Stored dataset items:
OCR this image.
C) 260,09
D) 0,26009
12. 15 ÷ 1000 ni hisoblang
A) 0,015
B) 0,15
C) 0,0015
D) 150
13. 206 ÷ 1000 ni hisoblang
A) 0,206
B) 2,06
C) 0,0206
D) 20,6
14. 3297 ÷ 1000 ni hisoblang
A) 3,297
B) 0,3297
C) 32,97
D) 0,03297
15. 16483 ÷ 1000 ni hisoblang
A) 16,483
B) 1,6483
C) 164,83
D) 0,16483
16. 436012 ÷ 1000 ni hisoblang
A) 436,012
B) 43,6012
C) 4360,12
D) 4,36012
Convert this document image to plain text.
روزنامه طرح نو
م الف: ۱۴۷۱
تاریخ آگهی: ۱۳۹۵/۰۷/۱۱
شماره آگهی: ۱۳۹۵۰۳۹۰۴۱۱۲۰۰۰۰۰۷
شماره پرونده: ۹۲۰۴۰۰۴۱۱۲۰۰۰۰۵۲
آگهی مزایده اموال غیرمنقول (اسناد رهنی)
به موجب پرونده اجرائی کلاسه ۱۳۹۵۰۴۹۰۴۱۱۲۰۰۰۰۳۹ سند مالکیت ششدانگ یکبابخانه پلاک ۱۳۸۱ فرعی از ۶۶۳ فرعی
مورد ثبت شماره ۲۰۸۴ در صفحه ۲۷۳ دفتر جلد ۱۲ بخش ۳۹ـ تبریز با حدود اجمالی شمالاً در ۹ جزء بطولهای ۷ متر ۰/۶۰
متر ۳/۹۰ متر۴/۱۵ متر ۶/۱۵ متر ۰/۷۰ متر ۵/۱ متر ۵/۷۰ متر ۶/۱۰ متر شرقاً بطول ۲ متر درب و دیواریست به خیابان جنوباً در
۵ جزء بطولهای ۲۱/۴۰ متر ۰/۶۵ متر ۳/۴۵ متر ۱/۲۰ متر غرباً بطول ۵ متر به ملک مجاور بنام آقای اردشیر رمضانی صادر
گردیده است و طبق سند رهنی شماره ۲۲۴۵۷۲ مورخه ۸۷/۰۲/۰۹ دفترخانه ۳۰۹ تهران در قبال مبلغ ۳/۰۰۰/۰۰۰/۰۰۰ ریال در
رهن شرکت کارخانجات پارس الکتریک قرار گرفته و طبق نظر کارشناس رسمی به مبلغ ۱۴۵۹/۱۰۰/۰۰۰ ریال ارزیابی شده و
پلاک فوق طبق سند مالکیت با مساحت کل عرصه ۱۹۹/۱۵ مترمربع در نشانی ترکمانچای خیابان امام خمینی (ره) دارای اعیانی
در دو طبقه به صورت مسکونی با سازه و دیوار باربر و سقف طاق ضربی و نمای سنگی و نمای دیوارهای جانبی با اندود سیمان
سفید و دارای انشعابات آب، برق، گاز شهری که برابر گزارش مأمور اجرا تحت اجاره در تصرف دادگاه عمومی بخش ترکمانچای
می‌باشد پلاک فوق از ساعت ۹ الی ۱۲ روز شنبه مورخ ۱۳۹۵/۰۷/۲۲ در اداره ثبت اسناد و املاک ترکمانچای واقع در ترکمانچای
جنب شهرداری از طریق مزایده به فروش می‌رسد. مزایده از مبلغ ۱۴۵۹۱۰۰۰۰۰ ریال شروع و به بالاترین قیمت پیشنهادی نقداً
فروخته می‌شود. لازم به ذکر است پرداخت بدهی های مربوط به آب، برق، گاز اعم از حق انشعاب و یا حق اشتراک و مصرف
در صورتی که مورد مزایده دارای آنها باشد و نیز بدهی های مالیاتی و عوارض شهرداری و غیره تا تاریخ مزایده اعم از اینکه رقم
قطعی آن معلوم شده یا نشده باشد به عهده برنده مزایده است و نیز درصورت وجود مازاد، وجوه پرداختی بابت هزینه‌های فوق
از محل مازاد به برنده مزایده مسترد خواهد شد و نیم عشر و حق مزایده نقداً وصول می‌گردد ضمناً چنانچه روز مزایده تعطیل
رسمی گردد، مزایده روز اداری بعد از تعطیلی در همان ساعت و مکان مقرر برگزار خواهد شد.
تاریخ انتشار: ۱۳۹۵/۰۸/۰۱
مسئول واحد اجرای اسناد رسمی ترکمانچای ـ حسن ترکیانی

[Problem to work on] Write out the full listing exactly as given.

[Answer to this task]
OCR this image.
C) 260,09
D) 0,26009
12. 15 ÷ 1000 ni hisoblang
A) 0,015
B) 0,15
C) 0,0015
D) 150
13. 206 ÷ 1000 ni hisoblang
A) 0,206
B) 2,06
C) 0,0206
D) 20,6
14. 3297 ÷ 1000 ni hisoblang
A) 3,297
B) 0,3297
C) 32,97
D) 0,03297
15. 16483 ÷ 1000 ni hisoblang
A) 16,483
B) 1,6483
C) 164,83
D) 0,16483
16. 436012 ÷ 1000 ni hisoblang
A) 436,012
B) 43,6012
C) 4360,12
D) 4,36012
Convert this document image to plain text.
روزنامه طرح نو
م الف: ۱۴۷۱
تاریخ آگهی: ۱۳۹۵/۰۷/۱۱
شماره آگهی: ۱۳۹۵۰۳۹۰۴۱۱۲۰۰۰۰۰۷
شماره پرونده: ۹۲۰۴۰۰۴۱۱۲۰۰۰۰۵۲
آگهی مزایده اموال غیرمنقول (اسناد رهنی)
به موجب پرونده اجرائی کلاسه ۱۳۹۵۰۴۹۰۴۱۱۲۰۰۰۰۳۹ سند مالکیت ششدانگ یکبابخانه پلاک ۱۳۸۱ فرعی از ۶۶۳ فرعی
مورد ثبت شماره ۲۰۸۴ در صفحه ۲۷۳ دفتر جلد ۱۲ بخش ۳۹ـ تبریز با حدود اجمالی شمالاً در ۹ جزء بطولهای ۷ متر ۰/۶۰
متر ۳/۹۰ متر۴/۱۵ متر ۶/۱۵ متر ۰/۷۰ متر ۵/۱ متر ۵/۷۰ متر ۶/۱۰ متر شرقاً بطول ۲ متر درب و دیواریست به خیابان جنوباً در
۵ جزء بطولهای ۲۱/۴۰ متر ۰/۶۵ متر ۳/۴۵ متر ۱/۲۰ متر غرباً بطول ۵ متر به ملک مجاور بنام آقای اردشیر رمضانی صادر
گردیده است و طبق سند رهنی شماره ۲۲۴۵۷۲ مورخه ۸۷/۰۲/۰۹ دفترخانه ۳۰۹ تهران در قبال مبلغ ۳/۰۰۰/۰۰۰/۰۰۰ ریال در
رهن شرکت کارخانجات پارس الکتریک قرار گرفته و طبق نظر کارشناس رسمی به مبلغ ۱۴۵۹/۱۰۰/۰۰۰ ریال ارزیابی شده و
پلاک فوق طبق سند مالکیت با مساحت کل عرصه ۱۹۹/۱۵ مترمربع در نشانی ترکمانچای خیابان امام خمینی (ره) دارای اعیانی
در دو طبقه به صورت مسکونی با سازه و دیوار باربر و سقف طاق ضربی و نمای سنگی و نمای دیوارهای جانبی با اندود سیمان
سفید و دارای انشعابات آب، برق، گاز شهری که برابر گزارش مأمور اجرا تحت اجاره در تصرف دادگاه عمومی بخش ترکمانچای
می‌باشد پلاک فوق از ساعت ۹ الی ۱۲ روز شنبه مورخ ۱۳۹۵/۰۷/۲۲ در اداره ثبت اسناد و املاک ترکمانچای واقع در ترکمانچای
جنب شهرداری از طریق مزایده به فروش می‌رسد. مزایده از مبلغ ۱۴۵۹۱۰۰۰۰۰ ریال شروع و به بالاترین قیمت پیشنهادی نقداً
فروخته می‌شود. لازم به ذکر است پرداخت بدهی های مربوط به آب، برق، گاز اعم از حق انشعاب و یا حق اشتراک و مصرف
در صورتی که مورد مزایده دارای آنها باشد و نیز بدهی های مالیاتی و عوارض شهرداری و غیره تا تاریخ مزایده اعم از اینکه رقم
قطعی آن معلوم شده یا نشده باشد به عهده برنده مزایده است و نیز درصورت وجود مازاد، وجوه پرداختی بابت هزینه‌های فوق
از محل مازاد به برنده مزایده مسترد خواهد شد و نیم عشر و حق مزایده نقداً وصول می‌گردد ضمناً چنانچه روز مزایده تعطیل
رسمی گردد، مزایده روز اداری بعد از تعطیلی در همان ساعت و مکان مقرر برگزار خواهد شد.
تاریخ انتشار: ۱۳۹۵/۰۸/۰۱
مسئول واحد اجرای اسناد رسمی ترکمانچای ـ حسن ترکیانی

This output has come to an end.